Lines of data
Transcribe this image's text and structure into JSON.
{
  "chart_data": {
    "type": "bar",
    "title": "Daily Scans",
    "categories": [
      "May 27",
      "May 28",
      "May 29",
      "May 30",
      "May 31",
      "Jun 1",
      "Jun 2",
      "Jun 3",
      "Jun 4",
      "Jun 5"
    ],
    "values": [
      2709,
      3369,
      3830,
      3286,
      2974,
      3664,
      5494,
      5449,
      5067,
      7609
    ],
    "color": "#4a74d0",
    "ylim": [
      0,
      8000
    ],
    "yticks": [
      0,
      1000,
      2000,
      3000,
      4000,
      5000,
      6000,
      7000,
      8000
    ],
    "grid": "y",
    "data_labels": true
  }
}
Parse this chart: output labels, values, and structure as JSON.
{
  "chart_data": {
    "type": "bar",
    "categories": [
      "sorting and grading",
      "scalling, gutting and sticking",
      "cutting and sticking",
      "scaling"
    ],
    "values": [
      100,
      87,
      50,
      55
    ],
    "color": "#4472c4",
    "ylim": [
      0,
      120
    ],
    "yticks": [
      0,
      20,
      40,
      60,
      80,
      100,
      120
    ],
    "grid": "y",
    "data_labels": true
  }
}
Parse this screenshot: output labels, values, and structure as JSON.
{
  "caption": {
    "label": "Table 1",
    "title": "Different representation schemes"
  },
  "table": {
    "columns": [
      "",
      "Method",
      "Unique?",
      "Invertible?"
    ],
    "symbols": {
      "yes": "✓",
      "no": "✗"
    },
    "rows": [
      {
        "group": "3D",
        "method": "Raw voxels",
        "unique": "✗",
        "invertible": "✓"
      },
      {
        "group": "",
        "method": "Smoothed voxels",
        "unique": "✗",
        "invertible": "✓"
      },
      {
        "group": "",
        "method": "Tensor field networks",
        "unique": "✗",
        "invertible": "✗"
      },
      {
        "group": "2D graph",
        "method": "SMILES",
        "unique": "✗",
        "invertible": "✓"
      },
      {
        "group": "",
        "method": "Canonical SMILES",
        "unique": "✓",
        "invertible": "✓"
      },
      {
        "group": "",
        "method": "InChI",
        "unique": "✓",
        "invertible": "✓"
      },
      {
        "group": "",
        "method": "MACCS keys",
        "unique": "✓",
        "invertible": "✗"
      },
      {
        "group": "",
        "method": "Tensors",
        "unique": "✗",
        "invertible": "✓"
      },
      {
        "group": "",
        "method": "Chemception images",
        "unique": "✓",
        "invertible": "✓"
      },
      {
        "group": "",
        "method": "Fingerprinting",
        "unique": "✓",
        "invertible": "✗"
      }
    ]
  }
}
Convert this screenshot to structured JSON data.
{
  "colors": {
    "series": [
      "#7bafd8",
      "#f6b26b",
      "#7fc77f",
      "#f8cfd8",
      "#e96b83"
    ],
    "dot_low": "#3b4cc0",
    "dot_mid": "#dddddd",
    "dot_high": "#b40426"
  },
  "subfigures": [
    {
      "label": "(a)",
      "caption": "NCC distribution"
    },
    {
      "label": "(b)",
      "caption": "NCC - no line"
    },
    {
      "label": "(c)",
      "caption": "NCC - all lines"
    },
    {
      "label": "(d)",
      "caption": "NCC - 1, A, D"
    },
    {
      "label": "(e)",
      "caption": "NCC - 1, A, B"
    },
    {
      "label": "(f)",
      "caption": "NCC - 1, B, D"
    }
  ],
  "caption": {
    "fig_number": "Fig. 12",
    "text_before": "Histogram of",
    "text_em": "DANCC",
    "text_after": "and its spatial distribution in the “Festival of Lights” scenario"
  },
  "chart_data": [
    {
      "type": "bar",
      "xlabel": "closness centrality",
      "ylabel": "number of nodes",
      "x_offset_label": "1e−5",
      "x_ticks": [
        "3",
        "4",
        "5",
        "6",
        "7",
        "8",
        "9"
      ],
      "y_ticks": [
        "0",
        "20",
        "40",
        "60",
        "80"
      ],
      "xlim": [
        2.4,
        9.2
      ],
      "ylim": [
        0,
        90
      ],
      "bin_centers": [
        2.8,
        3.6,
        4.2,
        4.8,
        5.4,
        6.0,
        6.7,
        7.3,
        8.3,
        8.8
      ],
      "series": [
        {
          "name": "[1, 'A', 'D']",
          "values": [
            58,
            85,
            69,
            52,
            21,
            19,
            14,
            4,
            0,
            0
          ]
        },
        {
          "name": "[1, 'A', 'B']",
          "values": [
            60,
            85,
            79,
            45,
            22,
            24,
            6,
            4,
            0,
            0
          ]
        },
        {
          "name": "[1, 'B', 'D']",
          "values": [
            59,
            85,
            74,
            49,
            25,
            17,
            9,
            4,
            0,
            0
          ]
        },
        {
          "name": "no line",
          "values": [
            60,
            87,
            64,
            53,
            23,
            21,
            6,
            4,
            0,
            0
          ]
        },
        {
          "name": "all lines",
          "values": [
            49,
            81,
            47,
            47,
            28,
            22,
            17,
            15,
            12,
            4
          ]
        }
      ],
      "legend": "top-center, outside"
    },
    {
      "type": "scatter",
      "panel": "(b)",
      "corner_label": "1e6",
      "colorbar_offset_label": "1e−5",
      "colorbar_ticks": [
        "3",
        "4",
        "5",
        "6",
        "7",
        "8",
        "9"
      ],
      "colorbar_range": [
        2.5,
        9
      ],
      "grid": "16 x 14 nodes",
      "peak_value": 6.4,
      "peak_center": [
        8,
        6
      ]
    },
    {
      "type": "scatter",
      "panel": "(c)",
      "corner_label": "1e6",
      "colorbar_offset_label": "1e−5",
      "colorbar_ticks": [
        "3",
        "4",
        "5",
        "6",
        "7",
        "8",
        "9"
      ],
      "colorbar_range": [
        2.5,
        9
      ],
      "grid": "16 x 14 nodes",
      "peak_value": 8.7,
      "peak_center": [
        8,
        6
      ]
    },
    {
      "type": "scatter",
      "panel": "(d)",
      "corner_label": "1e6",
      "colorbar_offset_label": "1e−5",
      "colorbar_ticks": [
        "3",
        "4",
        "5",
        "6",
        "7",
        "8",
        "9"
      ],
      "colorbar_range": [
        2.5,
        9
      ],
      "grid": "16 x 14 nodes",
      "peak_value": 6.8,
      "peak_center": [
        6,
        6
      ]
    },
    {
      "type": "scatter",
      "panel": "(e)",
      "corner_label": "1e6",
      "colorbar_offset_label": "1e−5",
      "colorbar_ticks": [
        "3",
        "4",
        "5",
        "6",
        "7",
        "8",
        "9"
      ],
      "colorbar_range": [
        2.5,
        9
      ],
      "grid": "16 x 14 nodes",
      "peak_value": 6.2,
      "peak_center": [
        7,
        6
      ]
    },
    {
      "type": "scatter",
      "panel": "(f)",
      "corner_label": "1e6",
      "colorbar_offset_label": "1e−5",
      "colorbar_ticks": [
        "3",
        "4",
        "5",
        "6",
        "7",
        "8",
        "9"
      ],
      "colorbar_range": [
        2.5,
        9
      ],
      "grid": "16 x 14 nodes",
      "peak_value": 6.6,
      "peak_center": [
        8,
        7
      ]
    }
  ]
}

◆ **Aim of the task**: Exactly as they are written, print the entries again.

◆ **Final result**:
Transcribe this image's text and structure into JSON.
{
  "chart_data": {
    "type": "bar",
    "title": "Daily Scans",
    "categories": [
      "May 27",
      "May 28",
      "May 29",
      "May 30",
      "May 31",
      "Jun 1",
      "Jun 2",
      "Jun 3",
      "Jun 4",
      "Jun 5"
    ],
    "values": [
      2709,
      3369,
      3830,
      3286,
      2974,
      3664,
      5494,
      5449,
      5067,
      7609
    ],
    "color": "#4a74d0",
    "ylim": [
      0,
      8000
    ],
    "yticks": [
      0,
      1000,
      2000,
      3000,
      4000,
      5000,
      6000,
      7000,
      8000
    ],
    "grid": "y",
    "data_labels": true
  }
}
Parse this chart: output labels, values, and structure as JSON.
{
  "chart_data": {
    "type": "bar",
    "categories": [
      "sorting and grading",
      "scalling, gutting and sticking",
      "cutting and sticking",
      "scaling"
    ],
    "values": [
      100,
      87,
      50,
      55
    ],
    "color": "#4472c4",
    "ylim": [
      0,
      120
    ],
    "yticks": [
      0,
      20,
      40,
      60,
      80,
      100,
      120
    ],
    "grid": "y",
    "data_labels": true
  }
}
Parse this screenshot: output labels, values, and structure as JSON.
{
  "caption": {
    "label": "Table 1",
    "title": "Different representation schemes"
  },
  "table": {
    "columns": [
      "",
      "Method",
      "Unique?",
      "Invertible?"
    ],
    "symbols": {
      "yes": "✓",
      "no": "✗"
    },
    "rows": [
      {
        "group": "3D",
        "method": "Raw voxels",
        "unique": "✗",
        "invertible": "✓"
      },
      {
        "group": "",
        "method": "Smoothed voxels",
        "unique": "✗",
        "invertible": "✓"
      },
      {
        "group": "",
        "method": "Tensor field networks",
        "unique": "✗",
        "invertible": "✗"
      },
      {
        "group": "2D graph",
        "method": "SMILES",
        "unique": "✗",
        "invertible": "✓"
      },
      {
        "group": "",
        "method": "Canonical SMILES",
        "unique": "✓",
        "invertible": "✓"
      },
      {
        "group": "",
        "method": "InChI",
        "unique": "✓",
        "invertible": "✓"
      },
      {
        "group": "",
        "method": "MACCS keys",
        "unique": "✓",
        "invertible": "✗"
      },
      {
        "group": "",
        "method": "Tensors",
        "unique": "✗",
        "invertible": "✓"
      },
      {
        "group": "",
        "method": "Chemception images",
        "unique": "✓",
        "invertible": "✓"
      },
      {
        "group": "",
        "method": "Fingerprinting",
        "unique": "✓",
        "invertible": "✗"
      }
    ]
  }
}
Convert this screenshot to structured JSON data.
{
  "colors": {
    "series": [
      "#7bafd8",
      "#f6b26b",
      "#7fc77f",
      "#f8cfd8",
      "#e96b83"
    ],
    "dot_low": "#3b4cc0",
    "dot_mid": "#dddddd",
    "dot_high": "#b40426"
  },
  "subfigures": [
    {
      "label": "(a)",
      "caption": "NCC distribution"
    },
    {
      "label": "(b)",
      "caption": "NCC - no line"
    },
    {
      "label": "(c)",
      "caption": "NCC - all lines"
    },
    {
      "label": "(d)",
      "caption": "NCC - 1, A, D"
    },
    {
      "label": "(e)",
      "caption": "NCC - 1, A, B"
    },
    {
      "label": "(f)",
      "caption": "NCC - 1, B, D"
    }
  ],
  "caption": {
    "fig_number": "Fig. 12",
    "text_before": "Histogram of",
    "text_em": "DANCC",
    "text_after": "and its spatial distribution in the “Festival of Lights” scenario"
  },
  "chart_data": [
    {
      "type": "bar",
      "xlabel": "closness centrality",
      "ylabel": "number of nodes",
      "x_offset_label": "1e−5",
      "x_ticks": [
        "3",
        "4",
        "5",
        "6",
        "7",
        "8",
        "9"
      ],
      "y_ticks": [
        "0",
        "20",
        "40",
        "60",
        "80"
      ],
      "xlim": [
        2.4,
        9.2
      ],
      "ylim": [
        0,
        90
      ],
      "bin_centers": [
        2.8,
        3.6,
        4.2,
        4.8,
        5.4,
        6.0,
        6.7,
        7.3,
        8.3,
        8.8
      ],
      "series": [
        {
          "name": "[1, 'A', 'D']",
          "values": [
            58,
            85,
            69,
            52,
            21,
            19,
            14,
            4,
            0,
            0
          ]
        },
        {
          "name": "[1, 'A', 'B']",
          "values": [
            60,
            85,
            79,
            45,
            22,
            24,
            6,
            4,
            0,
            0
          ]
        },
        {
          "name": "[1, 'B', 'D']",
          "values": [
            59,
            85,
            74,
            49,
            25,
            17,
            9,
            4,
            0,
            0
          ]
        },
        {
          "name": "no line",
          "values": [
            60,
            87,
            64,
            53,
            23,
            21,
            6,
            4,
            0,
            0
          ]
        },
        {
          "name": "all lines",
          "values": [
            49,
            81,
            47,
            47,
            28,
            22,
            17,
            15,
            12,
            4
          ]
        }
      ],
      "legend": "top-center, outside"
    },
    {
      "type": "scatter",
      "panel": "(b)",
      "corner_label": "1e6",
      "colorbar_offset_label": "1e−5",
      "colorbar_ticks": [
        "3",
        "4",
        "5",
        "6",
        "7",
        "8",
        "9"
      ],
      "colorbar_range": [
        2.5,
        9
      ],
      "grid": "16 x 14 nodes",
      "peak_value": 6.4,
      "peak_center": [
        8,
        6
      ]
    },
    {
      "type": "scatter",
      "panel": "(c)",
      "corner_label": "1e6",
      "colorbar_offset_label": "1e−5",
      "colorbar_ticks": [
        "3",
        "4",
        "5",
        "6",
        "7",
        "8",
        "9"
      ],
      "colorbar_range": [
        2.5,
        9
      ],
      "grid": "16 x 14 nodes",
      "peak_value": 8.7,
      "peak_center": [
        8,
        6
      ]
    },
    {
      "type": "scatter",
      "panel": "(d)",
      "corner_label": "1e6",
      "colorbar_offset_label": "1e−5",
      "colorbar_ticks": [
        "3",
        "4",
        "5",
        "6",
        "7",
        "8",
        "9"
      ],
      "colorbar_range": [
        2.5,
        9
      ],
      "grid": "16 x 14 nodes",
      "peak_value": 6.8,
      "peak_center": [
        6,
        6
      ]
    },
    {
      "type": "scatter",
      "panel": "(e)",
      "corner_label": "1e6",
      "colorbar_offset_label": "1e−5",
      "colorbar_ticks": [
        "3",
        "4",
        "5",
        "6",
        "7",
        "8",
        "9"
      ],
      "colorbar_range": [
        2.5,
        9
      ],
      "grid": "16 x 14 nodes",
      "peak_value": 6.2,
      "peak_center": [
        7,
        6
      ]
    },
    {
      "type": "scatter",
      "panel": "(f)",
      "corner_label": "1e6",
      "colorbar_offset_label": "1e−5",
      "colorbar_ticks": [
        "3",
        "4",
        "5",
        "6",
        "7",
        "8",
        "9"
      ],
      "colorbar_range": [
        2.5,
        9
      ],
      "grid": "16 x 14 nodes",
      "peak_value": 6.6,
      "peak_center": [
        8,
        7
      ]
    }
  ]
}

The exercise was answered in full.